§ WHAT YOU WILL DO: Your task is to repeat the entries underneath exactly, minus the pictures.

§ DATA IN THIS EXERCISE:

[start]

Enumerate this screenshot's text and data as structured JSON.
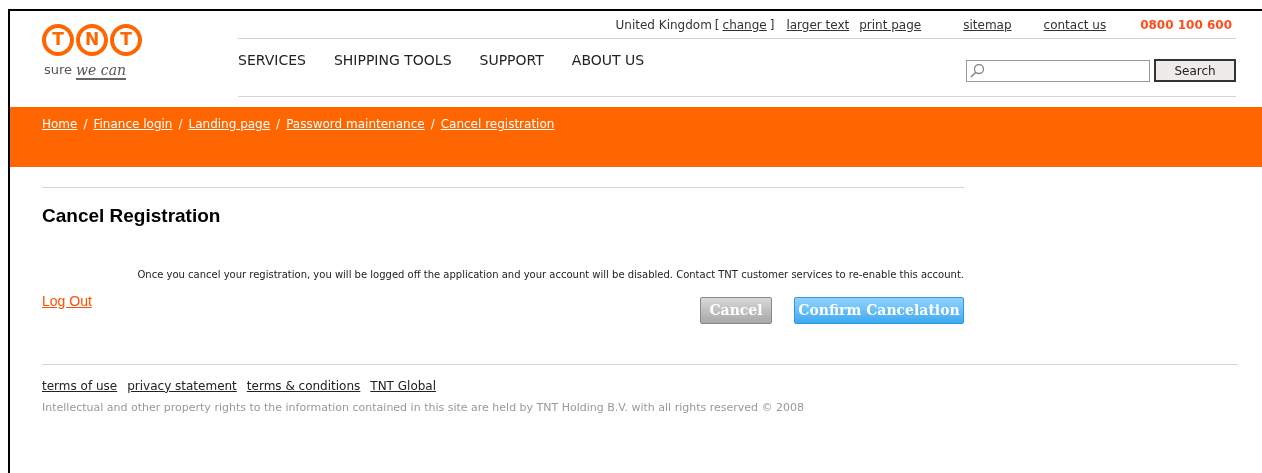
{
  "logo": {
    "letters": [
      "T",
      "N",
      "T"
    ],
    "tagline": "sure",
    "tagline_script": "we can"
  },
  "top_bar": {
    "country": "United Kingdom",
    "change_open": "[",
    "change": "change",
    "change_close": "]",
    "links": [
      "larger text",
      "print page",
      "sitemap",
      "contact us"
    ],
    "phone": "0800 100 600"
  },
  "nav": [
    "SERVICES",
    "SHIPPING TOOLS",
    "SUPPORT",
    "ABOUT US"
  ],
  "search": {
    "button": "Search"
  },
  "breadcrumb": [
    "Home",
    "Finance login",
    "Landing page",
    "Password maintenance",
    "Cancel registration"
  ],
  "breadcrumb_separator": "/",
  "heading": "Cancel Registration",
  "message": "Once you cancel your registration, you will be logged off the application and your account will be disabled. Contact TNT customer services to re-enable this account.",
  "logout": "Log Out",
  "buttons": [
    {
      "label": "Cancel",
      "kind": "secondary"
    },
    {
      "label": "Confirm Cancelation",
      "kind": "primary"
    }
  ],
  "footer": {
    "links": [
      "terms of use",
      "privacy statement",
      "terms & conditions",
      "TNT Global"
    ],
    "copyright": "Intellectual and other property rights to the information contained in this site are held by TNT Holding B.V. with all rights reserved © 2008"
  }
}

[end]

§ WRITTEN SOLUTION:
Enumerate this screenshot's text and data as structured JSON.
{
  "logo": {
    "letters": [
      "T",
      "N",
      "T"
    ],
    "tagline": "sure",
    "tagline_script": "we can"
  },
  "top_bar": {
    "country": "United Kingdom",
    "change_open": "[",
    "change": "change",
    "change_close": "]",
    "links": [
      "larger text",
      "print page",
      "sitemap",
      "contact us"
    ],
    "phone": "0800 100 600"
  },
  "nav": [
    "SERVICES",
    "SHIPPING TOOLS",
    "SUPPORT",
    "ABOUT US"
  ],
  "search": {
    "button": "Search"
  },
  "breadcrumb": [
    "Home",
    "Finance login",
    "Landing page",
    "Password maintenance",
    "Cancel registration"
  ],
  "breadcrumb_separator": "/",
  "heading": "Cancel Registration",
  "message": "Once you cancel your registration, you will be logged off the application and your account will be disabled. Contact TNT customer services to re-enable this account.",
  "logout": "Log Out",
  "buttons": [
    {
      "label": "Cancel",
      "kind": "secondary"
    },
    {
      "label": "Confirm Cancelation",
      "kind": "primary"
    }
  ],
  "footer": {
    "links": [
      "terms of use",
      "privacy statement",
      "terms & conditions",
      "TNT Global"
    ],
    "copyright": "Intellectual and other property rights to the information contained in this site are held by TNT Holding B.V. with all rights reserved © 2008"
  }
}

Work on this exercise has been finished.